(WHAT IS BEING ASKED) Write down every entry below once more, exactly.

## begin DATA LINES

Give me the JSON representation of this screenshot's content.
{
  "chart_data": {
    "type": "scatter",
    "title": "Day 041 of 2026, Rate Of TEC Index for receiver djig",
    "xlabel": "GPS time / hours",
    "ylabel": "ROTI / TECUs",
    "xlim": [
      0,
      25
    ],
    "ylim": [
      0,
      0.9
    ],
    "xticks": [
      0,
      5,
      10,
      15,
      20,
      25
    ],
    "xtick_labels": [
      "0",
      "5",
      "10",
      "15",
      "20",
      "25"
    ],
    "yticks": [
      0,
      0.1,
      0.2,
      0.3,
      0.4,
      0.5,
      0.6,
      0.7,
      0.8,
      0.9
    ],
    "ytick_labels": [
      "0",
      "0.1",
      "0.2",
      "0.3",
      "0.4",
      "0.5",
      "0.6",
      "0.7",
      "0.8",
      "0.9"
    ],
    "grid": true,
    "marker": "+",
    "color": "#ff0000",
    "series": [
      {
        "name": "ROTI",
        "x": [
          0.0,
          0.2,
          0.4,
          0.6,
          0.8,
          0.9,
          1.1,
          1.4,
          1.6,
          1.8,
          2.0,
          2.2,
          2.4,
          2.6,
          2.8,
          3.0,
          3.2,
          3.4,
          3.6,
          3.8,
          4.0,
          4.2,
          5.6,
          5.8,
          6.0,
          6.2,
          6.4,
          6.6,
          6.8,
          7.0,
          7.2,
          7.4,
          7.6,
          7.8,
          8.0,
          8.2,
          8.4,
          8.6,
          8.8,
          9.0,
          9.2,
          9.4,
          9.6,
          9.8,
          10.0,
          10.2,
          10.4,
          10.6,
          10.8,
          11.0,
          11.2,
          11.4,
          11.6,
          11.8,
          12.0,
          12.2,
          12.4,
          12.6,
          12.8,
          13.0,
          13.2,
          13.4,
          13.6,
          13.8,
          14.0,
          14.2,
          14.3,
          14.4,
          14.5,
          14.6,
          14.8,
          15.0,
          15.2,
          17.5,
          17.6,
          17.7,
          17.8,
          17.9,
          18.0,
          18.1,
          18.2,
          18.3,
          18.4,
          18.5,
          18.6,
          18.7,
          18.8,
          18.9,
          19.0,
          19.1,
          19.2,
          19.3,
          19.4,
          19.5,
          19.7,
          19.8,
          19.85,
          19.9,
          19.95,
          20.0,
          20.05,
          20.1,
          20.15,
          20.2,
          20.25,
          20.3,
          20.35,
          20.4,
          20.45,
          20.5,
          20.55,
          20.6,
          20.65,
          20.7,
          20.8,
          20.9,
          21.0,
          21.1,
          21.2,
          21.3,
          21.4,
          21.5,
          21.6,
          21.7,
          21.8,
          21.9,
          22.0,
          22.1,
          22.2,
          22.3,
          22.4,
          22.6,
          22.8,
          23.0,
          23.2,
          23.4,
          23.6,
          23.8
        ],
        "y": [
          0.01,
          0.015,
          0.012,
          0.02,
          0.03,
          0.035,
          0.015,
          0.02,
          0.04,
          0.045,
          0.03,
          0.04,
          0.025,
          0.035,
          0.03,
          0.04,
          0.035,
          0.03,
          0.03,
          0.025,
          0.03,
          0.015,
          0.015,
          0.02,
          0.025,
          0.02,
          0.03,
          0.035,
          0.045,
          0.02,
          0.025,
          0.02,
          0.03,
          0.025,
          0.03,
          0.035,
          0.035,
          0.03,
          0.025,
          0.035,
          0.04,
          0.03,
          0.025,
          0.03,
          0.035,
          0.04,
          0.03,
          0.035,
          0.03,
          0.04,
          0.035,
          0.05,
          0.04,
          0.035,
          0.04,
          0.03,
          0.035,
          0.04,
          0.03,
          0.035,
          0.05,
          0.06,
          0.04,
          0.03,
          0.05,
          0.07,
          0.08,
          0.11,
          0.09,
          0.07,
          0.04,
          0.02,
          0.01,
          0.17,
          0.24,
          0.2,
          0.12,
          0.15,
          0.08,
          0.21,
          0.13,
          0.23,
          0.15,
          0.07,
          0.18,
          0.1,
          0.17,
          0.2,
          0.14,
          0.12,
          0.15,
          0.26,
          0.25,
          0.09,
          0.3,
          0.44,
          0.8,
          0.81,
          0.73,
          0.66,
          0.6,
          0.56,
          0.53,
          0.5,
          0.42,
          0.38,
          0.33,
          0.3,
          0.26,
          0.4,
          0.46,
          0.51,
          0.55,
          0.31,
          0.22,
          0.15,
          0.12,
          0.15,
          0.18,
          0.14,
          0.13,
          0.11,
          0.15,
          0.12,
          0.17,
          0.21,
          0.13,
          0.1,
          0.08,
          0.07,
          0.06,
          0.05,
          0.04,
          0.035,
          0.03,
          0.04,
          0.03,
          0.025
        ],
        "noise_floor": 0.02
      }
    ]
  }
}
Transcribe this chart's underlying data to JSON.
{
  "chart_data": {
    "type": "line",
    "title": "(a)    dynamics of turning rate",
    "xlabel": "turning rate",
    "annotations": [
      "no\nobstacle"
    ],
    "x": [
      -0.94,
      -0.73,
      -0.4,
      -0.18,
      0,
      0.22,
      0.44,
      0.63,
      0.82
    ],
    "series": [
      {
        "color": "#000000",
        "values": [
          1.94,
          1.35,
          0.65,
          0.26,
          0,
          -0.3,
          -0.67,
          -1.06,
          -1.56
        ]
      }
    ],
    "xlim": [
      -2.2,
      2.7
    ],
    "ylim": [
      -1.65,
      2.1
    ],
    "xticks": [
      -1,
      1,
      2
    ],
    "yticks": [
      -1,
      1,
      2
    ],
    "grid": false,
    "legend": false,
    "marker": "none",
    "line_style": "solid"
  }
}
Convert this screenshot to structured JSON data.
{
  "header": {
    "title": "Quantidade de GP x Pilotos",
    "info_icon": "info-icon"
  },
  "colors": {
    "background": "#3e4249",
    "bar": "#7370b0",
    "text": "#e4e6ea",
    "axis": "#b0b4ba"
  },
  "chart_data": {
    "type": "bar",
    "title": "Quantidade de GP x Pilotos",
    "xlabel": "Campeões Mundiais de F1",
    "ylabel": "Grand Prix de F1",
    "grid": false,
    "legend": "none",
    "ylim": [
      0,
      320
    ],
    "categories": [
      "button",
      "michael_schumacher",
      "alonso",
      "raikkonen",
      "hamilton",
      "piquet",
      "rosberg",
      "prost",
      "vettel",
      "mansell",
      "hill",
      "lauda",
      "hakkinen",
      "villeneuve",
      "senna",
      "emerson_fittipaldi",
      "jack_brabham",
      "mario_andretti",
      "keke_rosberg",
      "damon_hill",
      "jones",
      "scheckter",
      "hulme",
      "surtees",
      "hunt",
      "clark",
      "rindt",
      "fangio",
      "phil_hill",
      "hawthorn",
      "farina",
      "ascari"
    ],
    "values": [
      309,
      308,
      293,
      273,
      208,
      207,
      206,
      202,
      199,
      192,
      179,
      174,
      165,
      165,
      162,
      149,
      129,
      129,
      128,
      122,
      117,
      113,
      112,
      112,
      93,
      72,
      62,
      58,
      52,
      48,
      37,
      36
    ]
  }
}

## end DATA LINES

(IN RESPONSE)
Give me the JSON representation of this screenshot's content.
{
  "chart_data": {
    "type": "scatter",
    "title": "Day 041 of 2026, Rate Of TEC Index for receiver djig",
    "xlabel": "GPS time / hours",
    "ylabel": "ROTI / TECUs",
    "xlim": [
      0,
      25
    ],
    "ylim": [
      0,
      0.9
    ],
    "xticks": [
      0,
      5,
      10,
      15,
      20,
      25
    ],
    "xtick_labels": [
      "0",
      "5",
      "10",
      "15",
      "20",
      "25"
    ],
    "yticks": [
      0,
      0.1,
      0.2,
      0.3,
      0.4,
      0.5,
      0.6,
      0.7,
      0.8,
      0.9
    ],
    "ytick_labels": [
      "0",
      "0.1",
      "0.2",
      "0.3",
      "0.4",
      "0.5",
      "0.6",
      "0.7",
      "0.8",
      "0.9"
    ],
    "grid": true,
    "marker": "+",
    "color": "#ff0000",
    "series": [
      {
        "name": "ROTI",
        "x": [
          0.0,
          0.2,
          0.4,
          0.6,
          0.8,
          0.9,
          1.1,
          1.4,
          1.6,
          1.8,
          2.0,
          2.2,
          2.4,
          2.6,
          2.8,
          3.0,
          3.2,
          3.4,
          3.6,
          3.8,
          4.0,
          4.2,
          5.6,
          5.8,
          6.0,
          6.2,
          6.4,
          6.6,
          6.8,
          7.0,
          7.2,
          7.4,
          7.6,
          7.8,
          8.0,
          8.2,
          8.4,
          8.6,
          8.8,
          9.0,
          9.2,
          9.4,
          9.6,
          9.8,
          10.0,
          10.2,
          10.4,
          10.6,
          10.8,
          11.0,
          11.2,
          11.4,
          11.6,
          11.8,
          12.0,
          12.2,
          12.4,
          12.6,
          12.8,
          13.0,
          13.2,
          13.4,
          13.6,
          13.8,
          14.0,
          14.2,
          14.3,
          14.4,
          14.5,
          14.6,
          14.8,
          15.0,
          15.2,
          17.5,
          17.6,
          17.7,
          17.8,
          17.9,
          18.0,
          18.1,
          18.2,
          18.3,
          18.4,
          18.5,
          18.6,
          18.7,
          18.8,
          18.9,
          19.0,
          19.1,
          19.2,
          19.3,
          19.4,
          19.5,
          19.7,
          19.8,
          19.85,
          19.9,
          19.95,
          20.0,
          20.05,
          20.1,
          20.15,
          20.2,
          20.25,
          20.3,
          20.35,
          20.4,
          20.45,
          20.5,
          20.55,
          20.6,
          20.65,
          20.7,
          20.8,
          20.9,
          21.0,
          21.1,
          21.2,
          21.3,
          21.4,
          21.5,
          21.6,
          21.7,
          21.8,
          21.9,
          22.0,
          22.1,
          22.2,
          22.3,
          22.4,
          22.6,
          22.8,
          23.0,
          23.2,
          23.4,
          23.6,
          23.8
        ],
        "y": [
          0.01,
          0.015,
          0.012,
          0.02,
          0.03,
          0.035,
          0.015,
          0.02,
          0.04,
          0.045,
          0.03,
          0.04,
          0.025,
          0.035,
          0.03,
          0.04,
          0.035,
          0.03,
          0.03,
          0.025,
          0.03,
          0.015,
          0.015,
          0.02,
          0.025,
          0.02,
          0.03,
          0.035,
          0.045,
          0.02,
          0.025,
          0.02,
          0.03,
          0.025,
          0.03,
          0.035,
          0.035,
          0.03,
          0.025,
          0.035,
          0.04,
          0.03,
          0.025,
          0.03,
          0.035,
          0.04,
          0.03,
          0.035,
          0.03,
          0.04,
          0.035,
          0.05,
          0.04,
          0.035,
          0.04,
          0.03,
          0.035,
          0.04,
          0.03,
          0.035,
          0.05,
          0.06,
          0.04,
          0.03,
          0.05,
          0.07,
          0.08,
          0.11,
          0.09,
          0.07,
          0.04,
          0.02,
          0.01,
          0.17,
          0.24,
          0.2,
          0.12,
          0.15,
          0.08,
          0.21,
          0.13,
          0.23,
          0.15,
          0.07,
          0.18,
          0.1,
          0.17,
          0.2,
          0.14,
          0.12,
          0.15,
          0.26,
          0.25,
          0.09,
          0.3,
          0.44,
          0.8,
          0.81,
          0.73,
          0.66,
          0.6,
          0.56,
          0.53,
          0.5,
          0.42,
          0.38,
          0.33,
          0.3,
          0.26,
          0.4,
          0.46,
          0.51,
          0.55,
          0.31,
          0.22,
          0.15,
          0.12,
          0.15,
          0.18,
          0.14,
          0.13,
          0.11,
          0.15,
          0.12,
          0.17,
          0.21,
          0.13,
          0.1,
          0.08,
          0.07,
          0.06,
          0.05,
          0.04,
          0.035,
          0.03,
          0.04,
          0.03,
          0.025
        ],
        "noise_floor": 0.02
      }
    ]
  }
}
Transcribe this chart's underlying data to JSON.
{
  "chart_data": {
    "type": "line",
    "title": "(a)    dynamics of turning rate",
    "xlabel": "turning rate",
    "annotations": [
      "no\nobstacle"
    ],
    "x": [
      -0.94,
      -0.73,
      -0.4,
      -0.18,
      0,
      0.22,
      0.44,
      0.63,
      0.82
    ],
    "series": [
      {
        "color": "#000000",
        "values": [
          1.94,
          1.35,
          0.65,
          0.26,
          0,
          -0.3,
          -0.67,
          -1.06,
          -1.56
        ]
      }
    ],
    "xlim": [
      -2.2,
      2.7
    ],
    "ylim": [
      -1.65,
      2.1
    ],
    "xticks": [
      -1,
      1,
      2
    ],
    "yticks": [
      -1,
      1,
      2
    ],
    "grid": false,
    "legend": false,
    "marker": "none",
    "line_style": "solid"
  }
}
Convert this screenshot to structured JSON data.
{
  "header": {
    "title": "Quantidade de GP x Pilotos",
    "info_icon": "info-icon"
  },
  "colors": {
    "background": "#3e4249",
    "bar": "#7370b0",
    "text": "#e4e6ea",
    "axis": "#b0b4ba"
  },
  "chart_data": {
    "type": "bar",
    "title": "Quantidade de GP x Pilotos",
    "xlabel": "Campeões Mundiais de F1",
    "ylabel": "Grand Prix de F1",
    "grid": false,
    "legend": "none",
    "ylim": [
      0,
      320
    ],
    "categories": [
      "button",
      "michael_schumacher",
      "alonso",
      "raikkonen",
      "hamilton",
      "piquet",
      "rosberg",
      "prost",
      "vettel",
      "mansell",
      "hill",
      "lauda",
      "hakkinen",
      "villeneuve",
      "senna",
      "emerson_fittipaldi",
      "jack_brabham",
      "mario_andretti",
      "keke_rosberg",
      "damon_hill",
      "jones",
      "scheckter",
      "hulme",
      "surtees",
      "hunt",
      "clark",
      "rindt",
      "fangio",
      "phil_hill",
      "hawthorn",
      "farina",
      "ascari"
    ],
    "values": [
      309,
      308,
      293,
      273,
      208,
      207,
      206,
      202,
      199,
      192,
      179,
      174,
      165,
      165,
      162,
      149,
      129,
      129,
      128,
      122,
      117,
      113,
      112,
      112,
      93,
      72,
      62,
      58,
      52,
      48,
      37,
      36
    ]
  }
}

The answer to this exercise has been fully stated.